Records to process:
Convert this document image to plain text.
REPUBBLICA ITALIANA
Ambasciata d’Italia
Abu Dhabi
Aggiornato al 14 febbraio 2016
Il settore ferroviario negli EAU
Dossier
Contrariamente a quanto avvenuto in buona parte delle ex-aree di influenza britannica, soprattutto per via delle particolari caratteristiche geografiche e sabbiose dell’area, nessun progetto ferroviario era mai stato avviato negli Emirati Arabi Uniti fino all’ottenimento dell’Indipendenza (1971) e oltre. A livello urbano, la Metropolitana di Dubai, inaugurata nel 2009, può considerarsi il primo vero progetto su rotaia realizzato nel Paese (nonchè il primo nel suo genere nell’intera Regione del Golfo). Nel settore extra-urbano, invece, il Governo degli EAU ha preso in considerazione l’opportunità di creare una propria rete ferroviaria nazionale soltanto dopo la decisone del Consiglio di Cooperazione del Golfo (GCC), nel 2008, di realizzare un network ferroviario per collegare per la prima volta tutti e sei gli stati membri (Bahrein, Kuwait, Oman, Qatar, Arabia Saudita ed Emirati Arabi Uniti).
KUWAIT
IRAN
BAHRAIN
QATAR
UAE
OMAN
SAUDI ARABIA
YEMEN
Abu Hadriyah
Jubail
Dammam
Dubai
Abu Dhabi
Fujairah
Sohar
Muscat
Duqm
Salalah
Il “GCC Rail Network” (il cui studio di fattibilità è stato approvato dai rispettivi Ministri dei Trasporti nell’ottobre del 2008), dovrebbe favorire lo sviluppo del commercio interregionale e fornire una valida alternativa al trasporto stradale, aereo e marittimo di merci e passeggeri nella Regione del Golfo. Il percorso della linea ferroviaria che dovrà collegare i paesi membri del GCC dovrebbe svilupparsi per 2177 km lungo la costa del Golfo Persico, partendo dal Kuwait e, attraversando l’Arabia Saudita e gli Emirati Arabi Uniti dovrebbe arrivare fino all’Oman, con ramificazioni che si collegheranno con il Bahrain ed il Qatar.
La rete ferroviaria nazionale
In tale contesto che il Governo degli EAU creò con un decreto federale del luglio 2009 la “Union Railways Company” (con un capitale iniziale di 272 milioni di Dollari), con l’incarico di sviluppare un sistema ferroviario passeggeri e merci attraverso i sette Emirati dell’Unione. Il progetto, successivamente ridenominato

Written instruction:
Could you transcribe the records in full, exactly?

Worked solution:
Convert this document image to plain text.
REPUBBLICA ITALIANA
Ambasciata d’Italia
Abu Dhabi
Aggiornato al 14 febbraio 2016
Il settore ferroviario negli EAU
Dossier
Contrariamente a quanto avvenuto in buona parte delle ex-aree di influenza britannica, soprattutto per via delle particolari caratteristiche geografiche e sabbiose dell’area, nessun progetto ferroviario era mai stato avviato negli Emirati Arabi Uniti fino all’ottenimento dell’Indipendenza (1971) e oltre. A livello urbano, la Metropolitana di Dubai, inaugurata nel 2009, può considerarsi il primo vero progetto su rotaia realizzato nel Paese (nonchè il primo nel suo genere nell’intera Regione del Golfo). Nel settore extra-urbano, invece, il Governo degli EAU ha preso in considerazione l’opportunità di creare una propria rete ferroviaria nazionale soltanto dopo la decisone del Consiglio di Cooperazione del Golfo (GCC), nel 2008, di realizzare un network ferroviario per collegare per la prima volta tutti e sei gli stati membri (Bahrein, Kuwait, Oman, Qatar, Arabia Saudita ed Emirati Arabi Uniti).
KUWAIT
IRAN
BAHRAIN
QATAR
UAE
OMAN
SAUDI ARABIA
YEMEN
Abu Hadriyah
Jubail
Dammam
Dubai
Abu Dhabi
Fujairah
Sohar
Muscat
Duqm
Salalah
Il “GCC Rail Network” (il cui studio di fattibilità è stato approvato dai rispettivi Ministri dei Trasporti nell’ottobre del 2008), dovrebbe favorire lo sviluppo del commercio interregionale e fornire una valida alternativa al trasporto stradale, aereo e marittimo di merci e passeggeri nella Regione del Golfo. Il percorso della linea ferroviaria che dovrà collegare i paesi membri del GCC dovrebbe svilupparsi per 2177 km lungo la costa del Golfo Persico, partendo dal Kuwait e, attraversando l’Arabia Saudita e gli Emirati Arabi Uniti dovrebbe arrivare fino all’Oman, con ramificazioni che si collegheranno con il Bahrain ed il Qatar.
La rete ferroviaria nazionale
In tale contesto che il Governo degli EAU creò con un decreto federale del luglio 2009 la “Union Railways Company” (con un capitale iniziale di 272 milioni di Dollari), con l’incarico di sviluppare un sistema ferroviario passeggeri e merci attraverso i sette Emirati dell’Unione. Il progetto, successivamente ridenominato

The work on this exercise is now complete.